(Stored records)
-------------------------
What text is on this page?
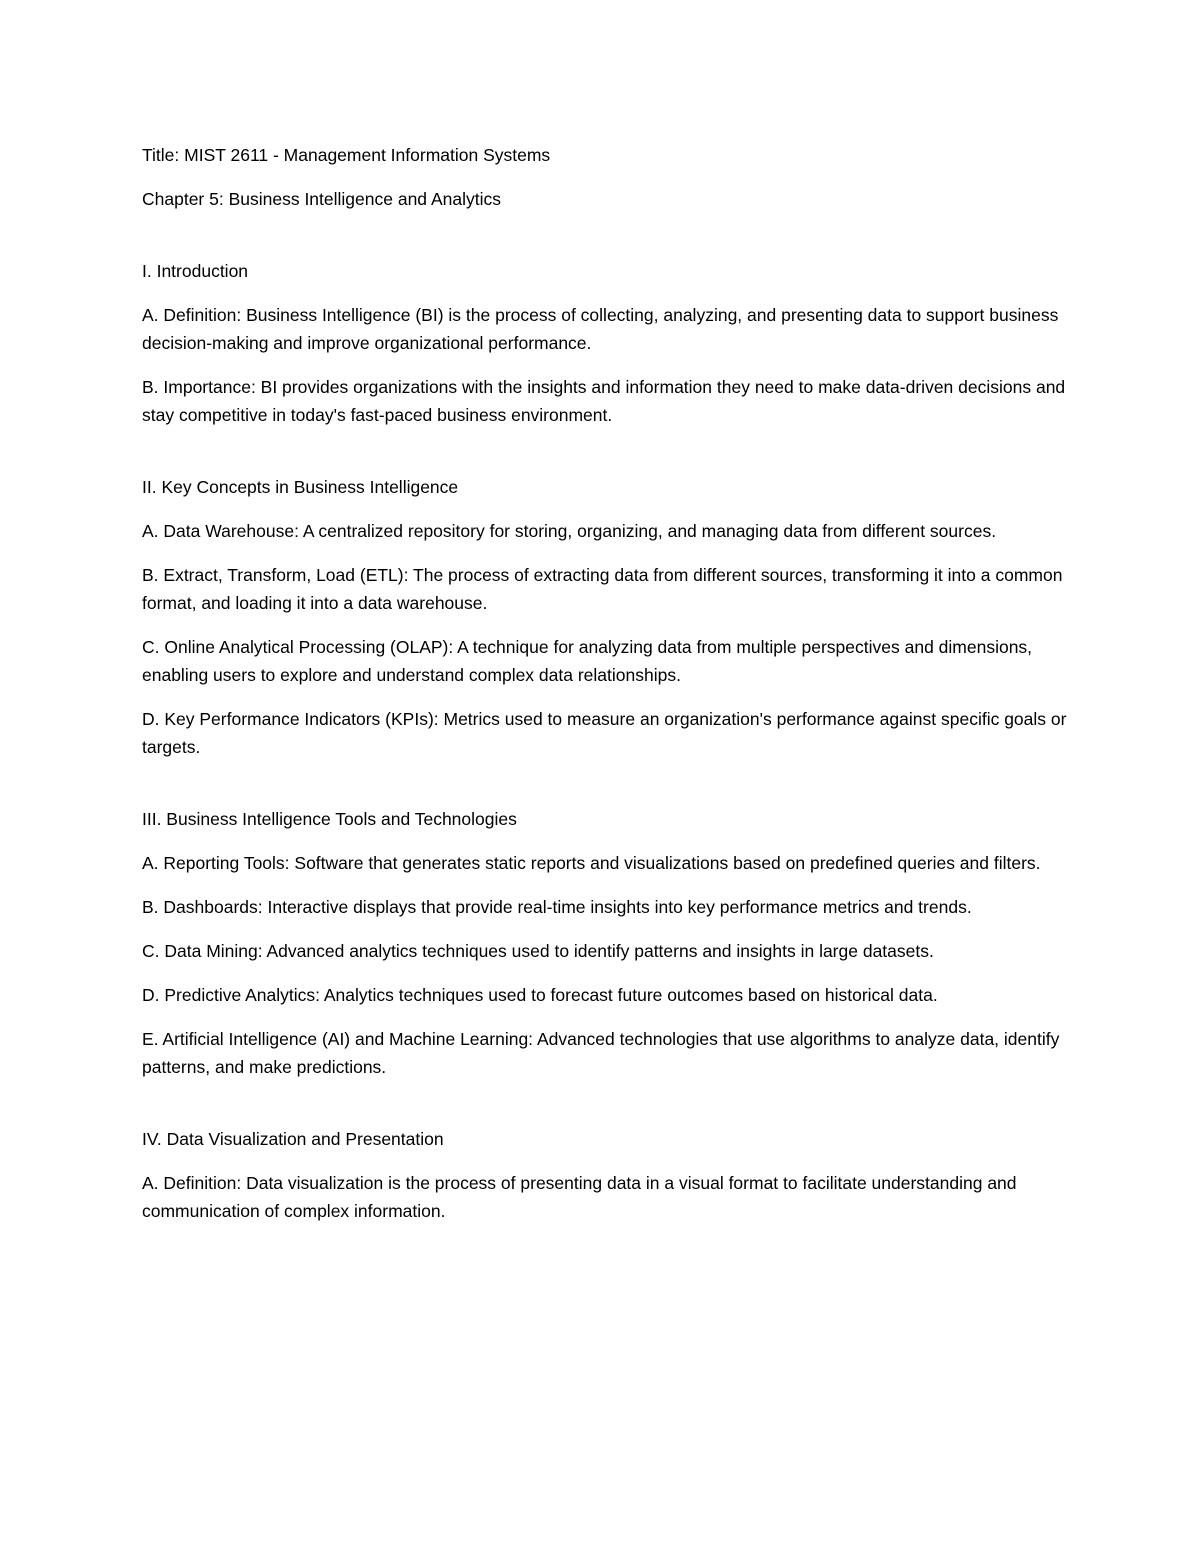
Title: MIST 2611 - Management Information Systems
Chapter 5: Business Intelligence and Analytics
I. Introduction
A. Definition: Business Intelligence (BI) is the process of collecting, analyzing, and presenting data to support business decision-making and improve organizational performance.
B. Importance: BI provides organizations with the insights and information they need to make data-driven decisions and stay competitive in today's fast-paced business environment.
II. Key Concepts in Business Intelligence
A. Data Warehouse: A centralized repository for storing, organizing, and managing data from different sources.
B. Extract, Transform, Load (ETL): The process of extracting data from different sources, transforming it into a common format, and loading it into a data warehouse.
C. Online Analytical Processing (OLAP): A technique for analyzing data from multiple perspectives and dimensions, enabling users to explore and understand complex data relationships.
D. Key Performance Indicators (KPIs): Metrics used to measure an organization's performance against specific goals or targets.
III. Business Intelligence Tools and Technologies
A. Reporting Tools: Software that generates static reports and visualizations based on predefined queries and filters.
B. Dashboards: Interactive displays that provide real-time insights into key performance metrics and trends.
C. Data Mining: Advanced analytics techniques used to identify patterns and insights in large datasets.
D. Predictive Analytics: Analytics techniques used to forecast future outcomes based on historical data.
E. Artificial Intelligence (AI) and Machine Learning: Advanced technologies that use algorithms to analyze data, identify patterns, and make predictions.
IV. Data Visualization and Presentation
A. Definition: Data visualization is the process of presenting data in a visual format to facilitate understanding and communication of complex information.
-------------------------
> _What is being asked_: Quote the material word for word, dropping any images it holds.

> _Final answer_:
What text is on this page?
Title: MIST 2611 - Management Information Systems
Chapter 5: Business Intelligence and Analytics
I. Introduction
A. Definition: Business Intelligence (BI) is the process of collecting, analyzing, and presenting data to support business decision-making and improve organizational performance.
B. Importance: BI provides organizations with the insights and information they need to make data-driven decisions and stay competitive in today's fast-paced business environment.
II. Key Concepts in Business Intelligence
A. Data Warehouse: A centralized repository for storing, organizing, and managing data from different sources.
B. Extract, Transform, Load (ETL): The process of extracting data from different sources, transforming it into a common format, and loading it into a data warehouse.
C. Online Analytical Processing (OLAP): A technique for analyzing data from multiple perspectives and dimensions, enabling users to explore and understand complex data relationships.
D. Key Performance Indicators (KPIs): Metrics used to measure an organization's performance against specific goals or targets.
III. Business Intelligence Tools and Technologies
A. Reporting Tools: Software that generates static reports and visualizations based on predefined queries and filters.
B. Dashboards: Interactive displays that provide real-time insights into key performance metrics and trends.
C. Data Mining: Advanced analytics techniques used to identify patterns and insights in large datasets.
D. Predictive Analytics: Analytics techniques used to forecast future outcomes based on historical data.
E. Artificial Intelligence (AI) and Machine Learning: Advanced technologies that use algorithms to analyze data, identify patterns, and make predictions.
IV. Data Visualization and Presentation
A. Definition: Data visualization is the process of presenting data in a visual format to facilitate understanding and communication of complex information.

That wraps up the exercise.